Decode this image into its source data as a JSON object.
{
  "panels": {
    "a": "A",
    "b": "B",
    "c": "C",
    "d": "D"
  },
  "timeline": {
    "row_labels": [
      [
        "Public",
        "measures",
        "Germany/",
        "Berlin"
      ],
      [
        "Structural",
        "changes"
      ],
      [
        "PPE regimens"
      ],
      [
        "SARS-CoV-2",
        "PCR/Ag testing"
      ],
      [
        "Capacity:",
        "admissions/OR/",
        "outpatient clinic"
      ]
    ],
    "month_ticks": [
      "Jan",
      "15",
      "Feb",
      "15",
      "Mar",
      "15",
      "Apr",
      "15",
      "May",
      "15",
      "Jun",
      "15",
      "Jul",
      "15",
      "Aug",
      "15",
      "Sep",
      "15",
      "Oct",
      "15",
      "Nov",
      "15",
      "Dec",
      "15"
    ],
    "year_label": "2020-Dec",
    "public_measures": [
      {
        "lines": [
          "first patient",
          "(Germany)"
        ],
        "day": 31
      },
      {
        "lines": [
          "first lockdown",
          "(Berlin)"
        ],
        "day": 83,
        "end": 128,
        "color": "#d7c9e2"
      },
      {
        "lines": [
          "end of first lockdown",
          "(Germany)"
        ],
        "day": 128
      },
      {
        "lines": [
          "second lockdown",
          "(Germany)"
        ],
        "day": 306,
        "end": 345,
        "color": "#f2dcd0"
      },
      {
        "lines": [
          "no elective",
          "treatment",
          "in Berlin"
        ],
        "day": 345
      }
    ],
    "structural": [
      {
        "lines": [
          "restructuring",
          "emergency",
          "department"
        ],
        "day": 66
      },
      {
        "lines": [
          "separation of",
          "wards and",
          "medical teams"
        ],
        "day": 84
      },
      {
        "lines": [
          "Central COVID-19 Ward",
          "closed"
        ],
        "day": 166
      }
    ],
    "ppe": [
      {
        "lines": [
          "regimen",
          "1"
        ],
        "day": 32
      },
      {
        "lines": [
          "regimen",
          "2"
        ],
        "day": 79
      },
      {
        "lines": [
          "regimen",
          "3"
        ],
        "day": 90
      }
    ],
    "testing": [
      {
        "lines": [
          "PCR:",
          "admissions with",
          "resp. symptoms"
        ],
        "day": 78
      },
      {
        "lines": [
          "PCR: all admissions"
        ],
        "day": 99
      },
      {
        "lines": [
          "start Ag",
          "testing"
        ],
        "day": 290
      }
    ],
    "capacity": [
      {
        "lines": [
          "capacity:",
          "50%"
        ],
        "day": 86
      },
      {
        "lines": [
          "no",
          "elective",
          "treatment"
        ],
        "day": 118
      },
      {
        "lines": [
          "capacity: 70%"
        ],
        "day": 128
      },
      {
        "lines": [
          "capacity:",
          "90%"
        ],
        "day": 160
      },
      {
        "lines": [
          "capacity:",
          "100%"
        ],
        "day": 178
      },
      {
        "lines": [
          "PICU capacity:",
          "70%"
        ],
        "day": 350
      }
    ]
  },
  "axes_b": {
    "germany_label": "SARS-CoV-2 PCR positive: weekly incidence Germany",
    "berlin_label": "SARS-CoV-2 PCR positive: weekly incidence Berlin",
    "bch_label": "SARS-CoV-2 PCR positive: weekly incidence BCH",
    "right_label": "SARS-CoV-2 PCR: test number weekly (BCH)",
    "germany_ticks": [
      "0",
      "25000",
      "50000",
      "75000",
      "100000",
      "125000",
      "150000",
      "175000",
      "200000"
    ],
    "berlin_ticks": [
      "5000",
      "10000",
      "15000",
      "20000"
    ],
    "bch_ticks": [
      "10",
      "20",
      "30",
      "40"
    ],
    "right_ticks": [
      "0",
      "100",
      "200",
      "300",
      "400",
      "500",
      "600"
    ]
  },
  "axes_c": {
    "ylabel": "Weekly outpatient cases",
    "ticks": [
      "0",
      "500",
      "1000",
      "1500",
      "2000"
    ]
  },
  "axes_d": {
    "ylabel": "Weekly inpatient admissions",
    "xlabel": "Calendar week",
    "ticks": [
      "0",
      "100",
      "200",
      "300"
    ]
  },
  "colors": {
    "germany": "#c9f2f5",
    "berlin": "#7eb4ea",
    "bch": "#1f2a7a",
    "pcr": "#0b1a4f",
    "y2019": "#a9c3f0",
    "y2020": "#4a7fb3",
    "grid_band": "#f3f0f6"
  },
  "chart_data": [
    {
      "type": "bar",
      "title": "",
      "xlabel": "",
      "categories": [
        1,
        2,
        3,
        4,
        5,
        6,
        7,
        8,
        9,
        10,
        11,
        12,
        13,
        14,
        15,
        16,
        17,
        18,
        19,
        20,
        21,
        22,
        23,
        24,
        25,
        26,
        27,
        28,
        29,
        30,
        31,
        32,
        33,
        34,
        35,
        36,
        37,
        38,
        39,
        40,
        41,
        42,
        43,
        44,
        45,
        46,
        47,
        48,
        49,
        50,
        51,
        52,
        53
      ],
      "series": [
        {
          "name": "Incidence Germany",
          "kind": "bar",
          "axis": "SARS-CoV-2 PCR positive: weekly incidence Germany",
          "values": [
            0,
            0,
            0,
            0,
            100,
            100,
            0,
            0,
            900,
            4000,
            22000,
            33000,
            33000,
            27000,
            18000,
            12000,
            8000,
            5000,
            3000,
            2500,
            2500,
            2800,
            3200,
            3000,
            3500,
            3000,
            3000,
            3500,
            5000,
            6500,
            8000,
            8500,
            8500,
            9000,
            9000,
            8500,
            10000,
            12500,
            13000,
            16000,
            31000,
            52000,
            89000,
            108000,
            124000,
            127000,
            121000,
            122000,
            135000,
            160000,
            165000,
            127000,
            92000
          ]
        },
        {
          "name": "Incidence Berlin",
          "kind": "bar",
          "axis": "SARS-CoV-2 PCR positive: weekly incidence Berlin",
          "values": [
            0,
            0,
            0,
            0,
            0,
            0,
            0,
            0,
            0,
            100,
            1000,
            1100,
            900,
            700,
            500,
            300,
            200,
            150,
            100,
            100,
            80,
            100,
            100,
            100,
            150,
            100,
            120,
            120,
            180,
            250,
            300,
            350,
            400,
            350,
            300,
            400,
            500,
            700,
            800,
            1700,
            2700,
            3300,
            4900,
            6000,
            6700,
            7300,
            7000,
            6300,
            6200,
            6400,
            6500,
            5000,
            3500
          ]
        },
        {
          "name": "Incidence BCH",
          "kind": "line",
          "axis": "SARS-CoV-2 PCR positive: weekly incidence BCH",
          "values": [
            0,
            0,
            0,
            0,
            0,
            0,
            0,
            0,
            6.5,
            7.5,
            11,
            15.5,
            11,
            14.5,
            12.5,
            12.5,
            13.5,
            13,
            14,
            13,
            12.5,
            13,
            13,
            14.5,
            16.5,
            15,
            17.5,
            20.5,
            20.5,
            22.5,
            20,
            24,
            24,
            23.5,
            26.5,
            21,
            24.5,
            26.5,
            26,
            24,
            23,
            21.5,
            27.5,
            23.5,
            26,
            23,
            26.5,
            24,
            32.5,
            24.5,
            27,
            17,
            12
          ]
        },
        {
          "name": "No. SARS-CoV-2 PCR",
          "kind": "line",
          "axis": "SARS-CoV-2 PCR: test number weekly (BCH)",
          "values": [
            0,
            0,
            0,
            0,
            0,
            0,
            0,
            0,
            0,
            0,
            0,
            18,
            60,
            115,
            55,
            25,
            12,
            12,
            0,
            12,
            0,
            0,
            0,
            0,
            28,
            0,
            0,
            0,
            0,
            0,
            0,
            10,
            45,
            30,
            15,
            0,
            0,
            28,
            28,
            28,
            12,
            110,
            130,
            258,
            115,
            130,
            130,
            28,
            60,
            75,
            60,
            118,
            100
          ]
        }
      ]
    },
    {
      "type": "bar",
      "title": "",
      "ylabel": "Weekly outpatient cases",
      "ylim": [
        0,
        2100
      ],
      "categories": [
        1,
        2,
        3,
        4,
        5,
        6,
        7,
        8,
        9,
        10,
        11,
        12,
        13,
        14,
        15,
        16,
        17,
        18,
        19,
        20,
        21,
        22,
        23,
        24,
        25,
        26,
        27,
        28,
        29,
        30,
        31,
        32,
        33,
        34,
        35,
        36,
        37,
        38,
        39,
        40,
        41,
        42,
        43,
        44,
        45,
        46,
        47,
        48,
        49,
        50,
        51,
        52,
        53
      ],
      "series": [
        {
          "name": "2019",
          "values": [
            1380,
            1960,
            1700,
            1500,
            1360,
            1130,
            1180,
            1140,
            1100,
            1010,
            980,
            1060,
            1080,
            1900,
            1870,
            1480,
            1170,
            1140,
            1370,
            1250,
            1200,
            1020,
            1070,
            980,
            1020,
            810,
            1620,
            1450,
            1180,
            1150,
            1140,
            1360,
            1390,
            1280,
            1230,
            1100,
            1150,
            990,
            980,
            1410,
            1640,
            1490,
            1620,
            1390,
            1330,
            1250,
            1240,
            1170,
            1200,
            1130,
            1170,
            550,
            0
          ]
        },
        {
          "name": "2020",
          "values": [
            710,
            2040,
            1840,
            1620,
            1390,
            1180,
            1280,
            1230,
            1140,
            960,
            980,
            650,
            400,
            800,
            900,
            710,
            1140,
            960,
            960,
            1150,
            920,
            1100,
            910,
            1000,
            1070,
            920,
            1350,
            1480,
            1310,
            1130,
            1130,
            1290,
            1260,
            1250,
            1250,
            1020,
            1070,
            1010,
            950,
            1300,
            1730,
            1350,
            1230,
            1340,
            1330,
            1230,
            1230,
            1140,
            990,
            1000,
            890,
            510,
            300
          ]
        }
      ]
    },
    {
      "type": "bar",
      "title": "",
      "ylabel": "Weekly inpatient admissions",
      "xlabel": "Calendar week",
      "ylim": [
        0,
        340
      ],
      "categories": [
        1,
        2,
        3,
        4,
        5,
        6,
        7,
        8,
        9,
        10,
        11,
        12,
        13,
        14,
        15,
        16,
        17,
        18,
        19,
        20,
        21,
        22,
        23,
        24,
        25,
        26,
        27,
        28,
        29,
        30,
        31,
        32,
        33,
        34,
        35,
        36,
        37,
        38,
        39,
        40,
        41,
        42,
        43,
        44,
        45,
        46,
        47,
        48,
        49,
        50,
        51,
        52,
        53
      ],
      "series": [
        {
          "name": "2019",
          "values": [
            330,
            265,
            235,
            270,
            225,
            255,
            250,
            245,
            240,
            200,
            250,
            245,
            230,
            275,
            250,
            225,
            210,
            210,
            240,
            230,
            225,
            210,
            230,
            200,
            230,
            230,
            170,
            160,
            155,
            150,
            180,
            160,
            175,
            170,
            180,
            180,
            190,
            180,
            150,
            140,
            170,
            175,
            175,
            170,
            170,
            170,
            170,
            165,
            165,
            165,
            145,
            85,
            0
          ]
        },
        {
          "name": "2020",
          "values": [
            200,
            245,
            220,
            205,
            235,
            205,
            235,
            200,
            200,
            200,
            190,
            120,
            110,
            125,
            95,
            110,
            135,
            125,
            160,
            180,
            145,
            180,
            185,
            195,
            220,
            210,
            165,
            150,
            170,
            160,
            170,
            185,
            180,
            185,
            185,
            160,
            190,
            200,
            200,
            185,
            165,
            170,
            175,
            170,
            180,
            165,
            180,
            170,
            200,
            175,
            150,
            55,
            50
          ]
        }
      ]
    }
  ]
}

CHALLENGE
From the data above, gather every line that includes the word "name".

TASK OUTPUT
          "name": "Incidence Germany",
          "name": "Incidence Berlin",
          "name": "Incidence BCH",
          "name": "No. SARS-CoV-2 PCR",
          "name": "2019",
          "name": "2020",
          "name": "2019",
          "name": "2020",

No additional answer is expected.